- WHAT THE TASK REQUIRES: Go through the data below. List every line that holds the word "text".

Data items
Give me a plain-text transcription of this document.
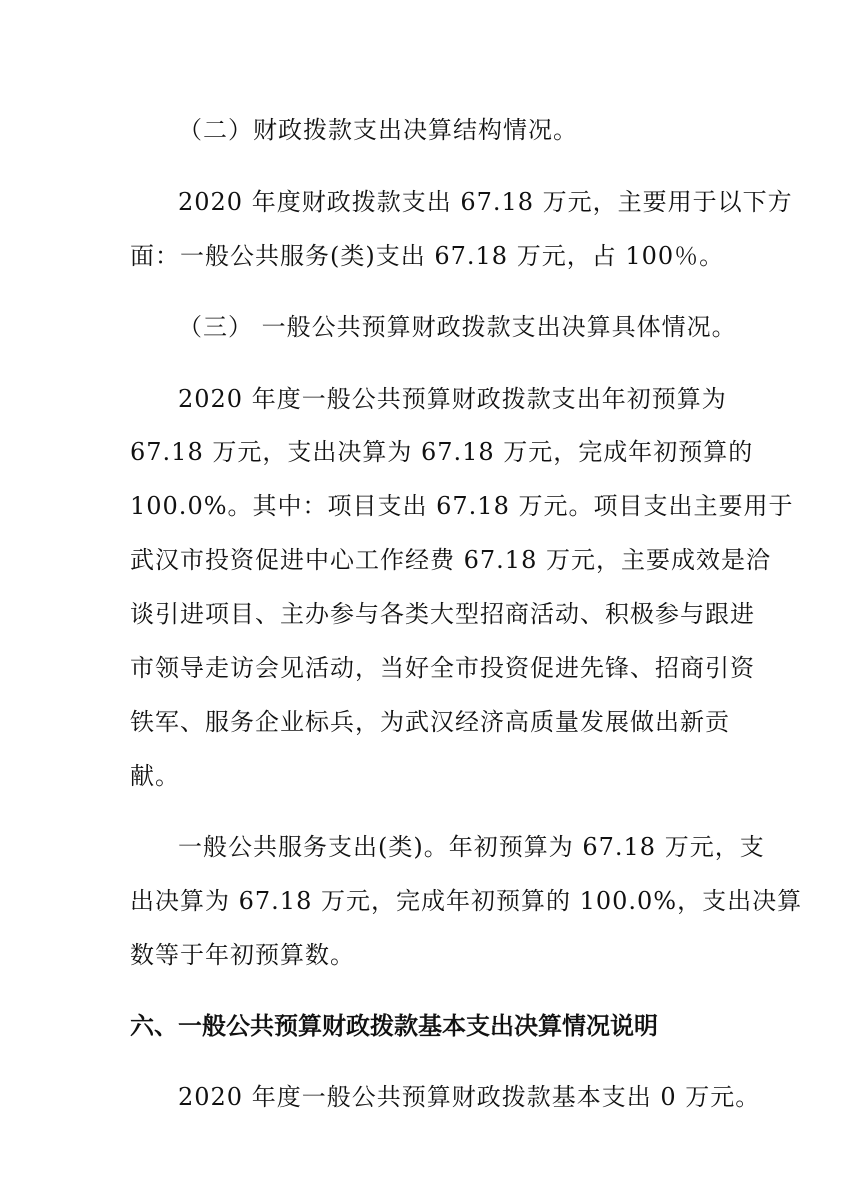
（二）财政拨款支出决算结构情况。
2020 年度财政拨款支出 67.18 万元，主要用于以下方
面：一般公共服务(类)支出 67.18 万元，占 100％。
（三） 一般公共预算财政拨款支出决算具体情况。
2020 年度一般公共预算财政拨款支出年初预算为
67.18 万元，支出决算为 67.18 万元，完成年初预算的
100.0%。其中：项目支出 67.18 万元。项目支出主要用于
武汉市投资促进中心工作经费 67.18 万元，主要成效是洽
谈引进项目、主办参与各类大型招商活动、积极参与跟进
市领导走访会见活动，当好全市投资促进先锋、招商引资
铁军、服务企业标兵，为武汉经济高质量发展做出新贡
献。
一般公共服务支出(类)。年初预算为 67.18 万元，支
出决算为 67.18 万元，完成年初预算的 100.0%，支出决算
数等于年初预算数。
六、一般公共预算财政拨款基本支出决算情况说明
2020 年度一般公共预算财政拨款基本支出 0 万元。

...

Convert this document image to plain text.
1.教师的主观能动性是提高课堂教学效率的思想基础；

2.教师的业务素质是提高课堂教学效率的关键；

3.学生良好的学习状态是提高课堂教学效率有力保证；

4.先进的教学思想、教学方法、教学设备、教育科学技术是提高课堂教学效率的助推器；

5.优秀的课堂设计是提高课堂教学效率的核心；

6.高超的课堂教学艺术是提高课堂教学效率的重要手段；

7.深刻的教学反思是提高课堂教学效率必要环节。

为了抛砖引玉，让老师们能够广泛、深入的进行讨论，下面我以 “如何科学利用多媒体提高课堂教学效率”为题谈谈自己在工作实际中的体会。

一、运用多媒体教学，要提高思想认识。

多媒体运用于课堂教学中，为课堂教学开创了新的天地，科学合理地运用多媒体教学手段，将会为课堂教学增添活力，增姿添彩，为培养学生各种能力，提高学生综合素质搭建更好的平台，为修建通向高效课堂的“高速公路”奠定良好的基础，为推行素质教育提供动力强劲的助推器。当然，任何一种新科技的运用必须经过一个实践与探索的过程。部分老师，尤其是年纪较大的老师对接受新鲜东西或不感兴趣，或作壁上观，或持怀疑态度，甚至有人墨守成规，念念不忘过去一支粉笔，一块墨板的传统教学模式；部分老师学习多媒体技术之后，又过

--

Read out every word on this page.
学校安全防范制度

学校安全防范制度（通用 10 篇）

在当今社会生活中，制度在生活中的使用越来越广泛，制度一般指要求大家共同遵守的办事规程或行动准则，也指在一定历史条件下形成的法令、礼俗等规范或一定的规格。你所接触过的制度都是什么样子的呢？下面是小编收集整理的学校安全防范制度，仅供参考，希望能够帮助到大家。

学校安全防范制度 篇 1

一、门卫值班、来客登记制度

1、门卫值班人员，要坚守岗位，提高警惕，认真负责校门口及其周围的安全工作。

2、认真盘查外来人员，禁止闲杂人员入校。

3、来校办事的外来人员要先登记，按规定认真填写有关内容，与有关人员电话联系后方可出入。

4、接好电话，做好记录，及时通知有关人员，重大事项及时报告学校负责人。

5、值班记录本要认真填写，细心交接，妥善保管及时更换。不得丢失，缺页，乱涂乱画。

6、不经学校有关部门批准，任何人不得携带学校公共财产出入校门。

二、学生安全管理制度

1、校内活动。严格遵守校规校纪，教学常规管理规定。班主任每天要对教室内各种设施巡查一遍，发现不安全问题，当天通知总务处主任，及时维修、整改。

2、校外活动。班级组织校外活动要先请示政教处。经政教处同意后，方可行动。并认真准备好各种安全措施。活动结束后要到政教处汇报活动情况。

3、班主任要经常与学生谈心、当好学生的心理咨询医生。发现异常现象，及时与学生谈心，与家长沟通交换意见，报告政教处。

- SOLVED EXERCISE:
Give me a plain-text transcription of this document.
Convert this document image to plain text.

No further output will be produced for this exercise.